Data rows
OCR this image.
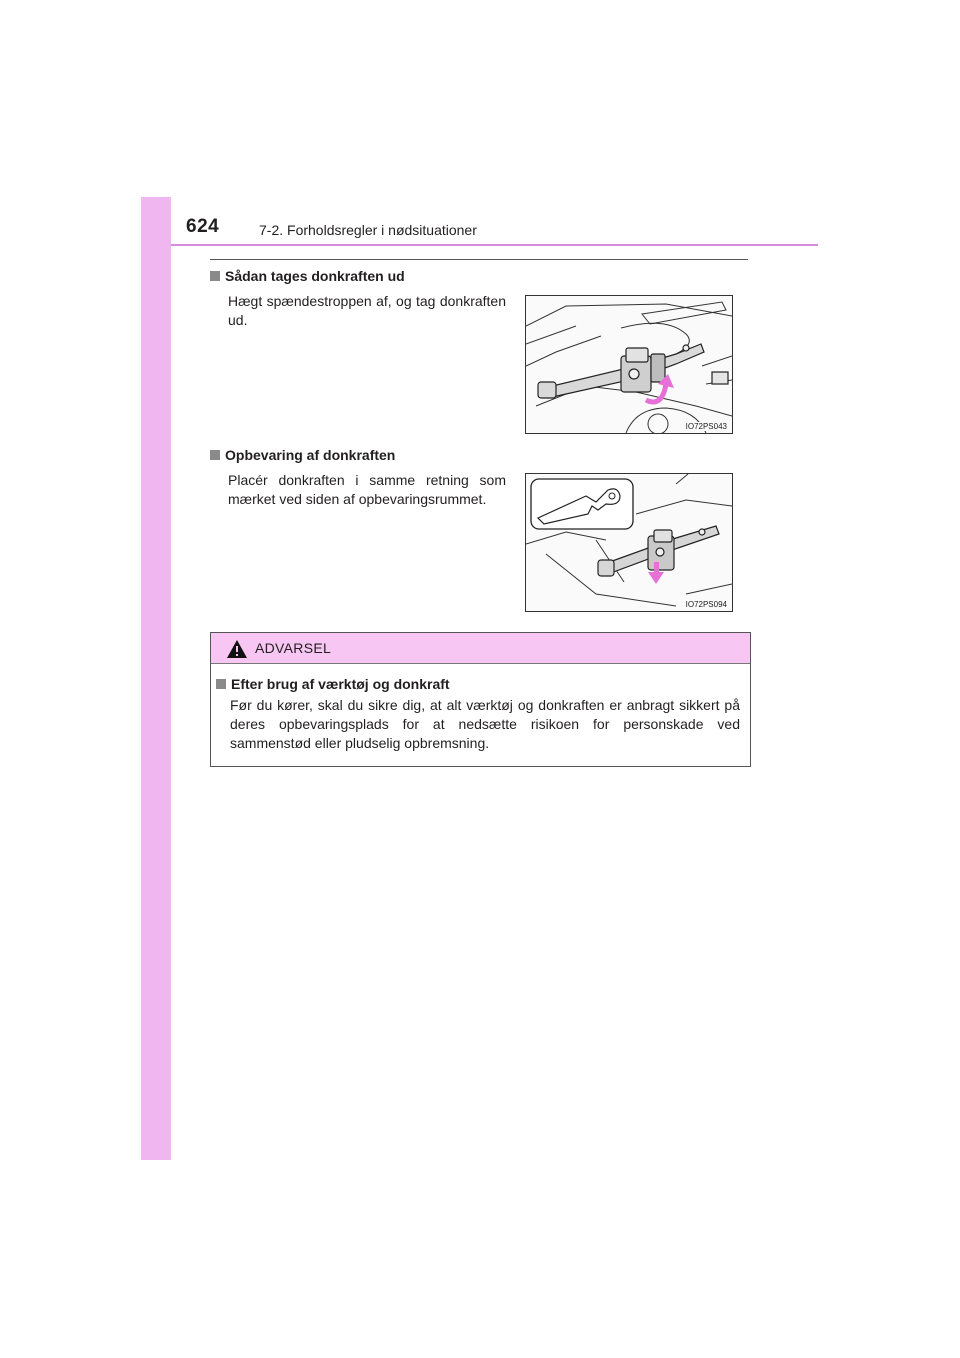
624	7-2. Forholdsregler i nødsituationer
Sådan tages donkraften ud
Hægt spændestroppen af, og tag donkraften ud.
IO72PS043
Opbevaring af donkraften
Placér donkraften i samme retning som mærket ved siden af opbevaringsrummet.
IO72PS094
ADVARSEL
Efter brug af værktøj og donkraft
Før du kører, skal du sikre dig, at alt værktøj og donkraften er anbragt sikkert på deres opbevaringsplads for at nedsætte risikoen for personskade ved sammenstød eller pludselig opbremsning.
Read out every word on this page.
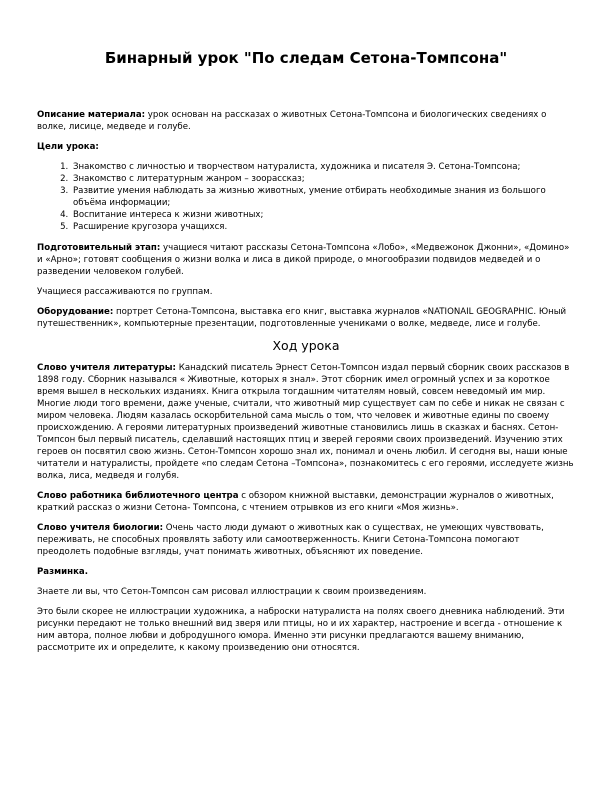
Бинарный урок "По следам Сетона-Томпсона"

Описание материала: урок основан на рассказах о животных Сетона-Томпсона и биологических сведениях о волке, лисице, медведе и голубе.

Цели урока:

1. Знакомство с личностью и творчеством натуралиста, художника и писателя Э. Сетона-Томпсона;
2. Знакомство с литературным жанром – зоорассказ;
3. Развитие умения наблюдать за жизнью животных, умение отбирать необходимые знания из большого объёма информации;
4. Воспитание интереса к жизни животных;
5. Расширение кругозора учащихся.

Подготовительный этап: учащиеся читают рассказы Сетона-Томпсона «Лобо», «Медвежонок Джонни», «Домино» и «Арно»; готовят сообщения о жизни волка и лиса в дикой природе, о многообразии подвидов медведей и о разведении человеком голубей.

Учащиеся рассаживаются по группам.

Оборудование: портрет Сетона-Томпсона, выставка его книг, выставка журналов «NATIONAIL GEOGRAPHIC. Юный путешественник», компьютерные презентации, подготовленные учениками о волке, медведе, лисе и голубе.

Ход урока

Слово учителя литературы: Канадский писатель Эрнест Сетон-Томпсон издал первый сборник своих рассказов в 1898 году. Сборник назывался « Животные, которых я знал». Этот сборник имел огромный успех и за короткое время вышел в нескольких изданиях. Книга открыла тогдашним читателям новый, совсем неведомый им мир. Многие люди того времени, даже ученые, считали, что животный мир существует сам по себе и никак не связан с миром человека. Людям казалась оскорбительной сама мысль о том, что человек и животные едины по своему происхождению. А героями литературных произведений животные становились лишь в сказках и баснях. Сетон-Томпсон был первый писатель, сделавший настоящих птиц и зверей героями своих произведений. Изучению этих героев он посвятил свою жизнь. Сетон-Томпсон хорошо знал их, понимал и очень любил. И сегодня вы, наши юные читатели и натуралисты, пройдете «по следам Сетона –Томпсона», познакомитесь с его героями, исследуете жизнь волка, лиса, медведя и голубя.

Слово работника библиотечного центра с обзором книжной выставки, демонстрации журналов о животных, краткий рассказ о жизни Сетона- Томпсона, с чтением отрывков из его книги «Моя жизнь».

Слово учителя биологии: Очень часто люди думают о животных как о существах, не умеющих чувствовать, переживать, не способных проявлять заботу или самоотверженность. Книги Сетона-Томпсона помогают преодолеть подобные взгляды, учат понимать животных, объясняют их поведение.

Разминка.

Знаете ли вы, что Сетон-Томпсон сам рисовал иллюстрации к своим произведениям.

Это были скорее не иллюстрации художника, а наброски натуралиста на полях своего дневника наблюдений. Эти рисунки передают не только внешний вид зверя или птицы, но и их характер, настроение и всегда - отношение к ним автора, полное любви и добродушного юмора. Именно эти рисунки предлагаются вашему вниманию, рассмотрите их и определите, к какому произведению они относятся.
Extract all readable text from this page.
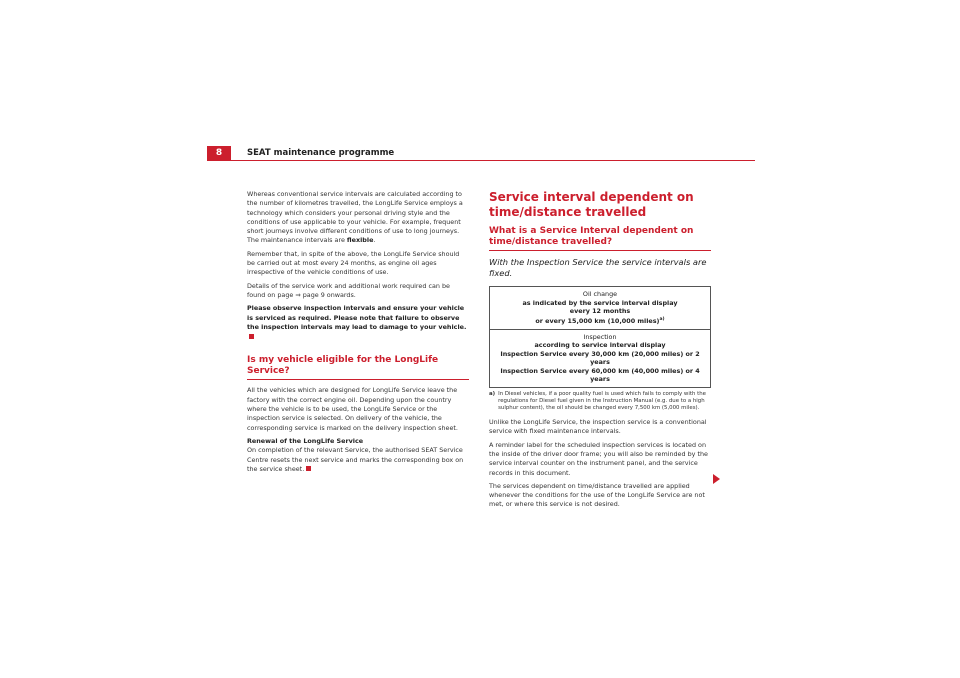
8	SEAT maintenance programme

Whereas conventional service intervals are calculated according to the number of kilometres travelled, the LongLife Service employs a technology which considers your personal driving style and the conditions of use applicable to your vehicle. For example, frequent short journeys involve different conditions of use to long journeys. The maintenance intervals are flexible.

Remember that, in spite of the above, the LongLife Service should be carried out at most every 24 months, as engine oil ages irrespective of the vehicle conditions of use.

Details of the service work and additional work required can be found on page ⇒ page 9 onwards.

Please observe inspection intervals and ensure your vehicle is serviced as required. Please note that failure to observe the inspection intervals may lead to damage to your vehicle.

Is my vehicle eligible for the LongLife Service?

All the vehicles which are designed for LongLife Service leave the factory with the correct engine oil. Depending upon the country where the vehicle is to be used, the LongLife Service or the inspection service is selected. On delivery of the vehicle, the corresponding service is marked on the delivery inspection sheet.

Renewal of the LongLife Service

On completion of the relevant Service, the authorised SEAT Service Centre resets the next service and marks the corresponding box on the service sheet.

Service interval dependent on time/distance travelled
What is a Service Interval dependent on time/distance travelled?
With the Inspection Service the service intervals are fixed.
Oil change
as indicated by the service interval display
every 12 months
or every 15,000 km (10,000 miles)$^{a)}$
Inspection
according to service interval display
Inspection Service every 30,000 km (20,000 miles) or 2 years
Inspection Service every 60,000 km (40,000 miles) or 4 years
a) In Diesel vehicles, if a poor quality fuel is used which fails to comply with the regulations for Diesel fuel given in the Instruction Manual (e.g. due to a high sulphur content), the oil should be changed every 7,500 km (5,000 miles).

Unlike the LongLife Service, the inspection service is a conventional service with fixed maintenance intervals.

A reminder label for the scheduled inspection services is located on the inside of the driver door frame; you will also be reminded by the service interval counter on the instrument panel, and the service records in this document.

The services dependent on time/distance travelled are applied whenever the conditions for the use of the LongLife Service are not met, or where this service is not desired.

...

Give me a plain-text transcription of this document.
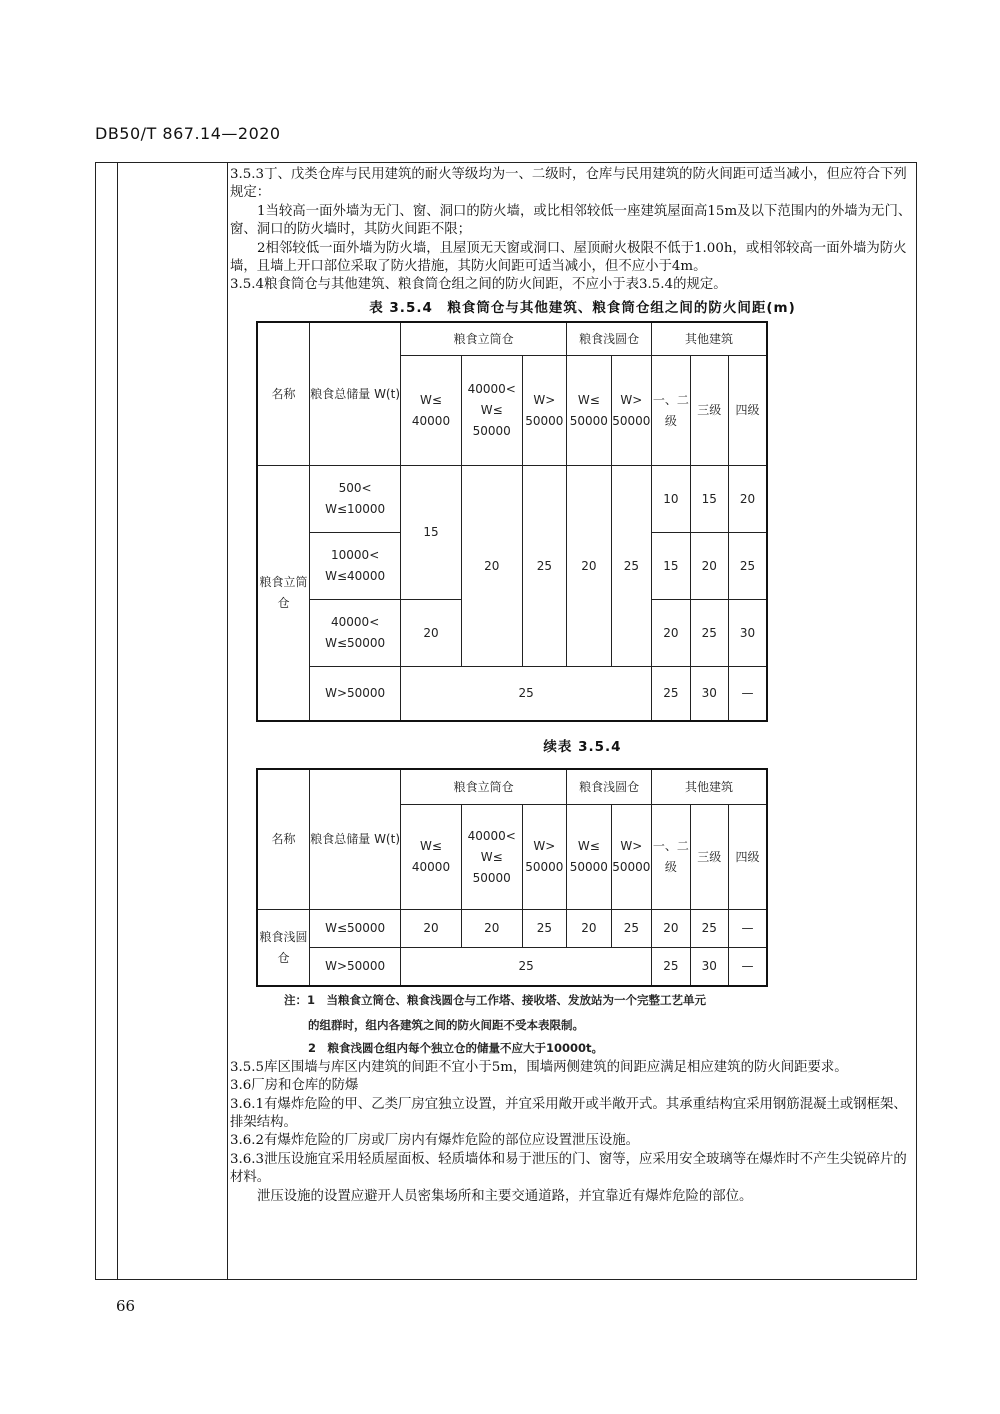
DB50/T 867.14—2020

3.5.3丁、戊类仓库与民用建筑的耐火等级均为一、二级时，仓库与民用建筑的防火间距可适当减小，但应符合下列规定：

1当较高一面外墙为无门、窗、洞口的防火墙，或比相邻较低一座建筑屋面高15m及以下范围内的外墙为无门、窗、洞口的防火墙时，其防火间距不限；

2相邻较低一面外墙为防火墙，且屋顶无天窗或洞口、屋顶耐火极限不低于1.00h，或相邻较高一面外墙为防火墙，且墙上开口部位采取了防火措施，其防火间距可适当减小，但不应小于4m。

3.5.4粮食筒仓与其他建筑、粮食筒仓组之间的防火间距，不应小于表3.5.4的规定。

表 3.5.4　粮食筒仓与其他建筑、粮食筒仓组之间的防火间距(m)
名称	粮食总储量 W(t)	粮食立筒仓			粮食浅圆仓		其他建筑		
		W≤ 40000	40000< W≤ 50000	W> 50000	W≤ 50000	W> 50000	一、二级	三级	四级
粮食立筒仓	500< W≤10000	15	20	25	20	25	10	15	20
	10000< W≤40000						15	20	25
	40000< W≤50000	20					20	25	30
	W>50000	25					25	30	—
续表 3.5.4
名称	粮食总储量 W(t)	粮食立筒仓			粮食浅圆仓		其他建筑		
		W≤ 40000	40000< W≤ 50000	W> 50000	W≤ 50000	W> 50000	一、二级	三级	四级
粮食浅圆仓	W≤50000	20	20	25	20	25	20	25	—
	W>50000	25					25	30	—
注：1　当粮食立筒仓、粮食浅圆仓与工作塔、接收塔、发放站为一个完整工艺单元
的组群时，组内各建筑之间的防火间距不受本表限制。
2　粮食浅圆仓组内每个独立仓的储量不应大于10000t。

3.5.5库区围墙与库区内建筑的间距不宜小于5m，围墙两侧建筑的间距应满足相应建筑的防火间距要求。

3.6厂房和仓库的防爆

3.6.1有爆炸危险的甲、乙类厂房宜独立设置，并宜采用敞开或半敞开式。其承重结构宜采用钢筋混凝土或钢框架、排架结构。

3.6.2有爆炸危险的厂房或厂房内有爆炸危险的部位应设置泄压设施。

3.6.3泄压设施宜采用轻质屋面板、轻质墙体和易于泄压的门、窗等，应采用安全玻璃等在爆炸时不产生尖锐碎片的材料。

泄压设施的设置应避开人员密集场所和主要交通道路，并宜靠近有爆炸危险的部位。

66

Exercise task
State the count of lines above containing the string "dependent", and add nothing to it.

Answer to this exercise
3